YOUR GOAL: Using the data below, copy every line that contains the word "color".

○ ○ ○ ○

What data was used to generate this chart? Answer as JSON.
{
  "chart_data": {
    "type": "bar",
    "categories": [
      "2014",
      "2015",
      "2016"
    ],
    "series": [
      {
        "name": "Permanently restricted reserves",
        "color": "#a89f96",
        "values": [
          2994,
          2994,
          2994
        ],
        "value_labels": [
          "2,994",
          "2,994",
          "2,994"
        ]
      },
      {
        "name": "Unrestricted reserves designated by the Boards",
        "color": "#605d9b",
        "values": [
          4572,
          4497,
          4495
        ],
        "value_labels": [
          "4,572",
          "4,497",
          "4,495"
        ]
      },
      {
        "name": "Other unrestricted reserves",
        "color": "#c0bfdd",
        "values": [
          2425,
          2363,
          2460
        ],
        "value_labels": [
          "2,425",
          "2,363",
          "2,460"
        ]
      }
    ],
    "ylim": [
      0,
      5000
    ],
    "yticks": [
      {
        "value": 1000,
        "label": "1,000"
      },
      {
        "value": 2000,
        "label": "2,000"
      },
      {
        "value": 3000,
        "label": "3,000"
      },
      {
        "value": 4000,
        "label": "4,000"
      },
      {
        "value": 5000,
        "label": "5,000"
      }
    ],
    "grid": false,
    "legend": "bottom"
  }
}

○ ○ ○ ○

PROBLEM SOLUTION:
        "color": "#a89f96",
        "color": "#605d9b",
        "color": "#c0bfdd",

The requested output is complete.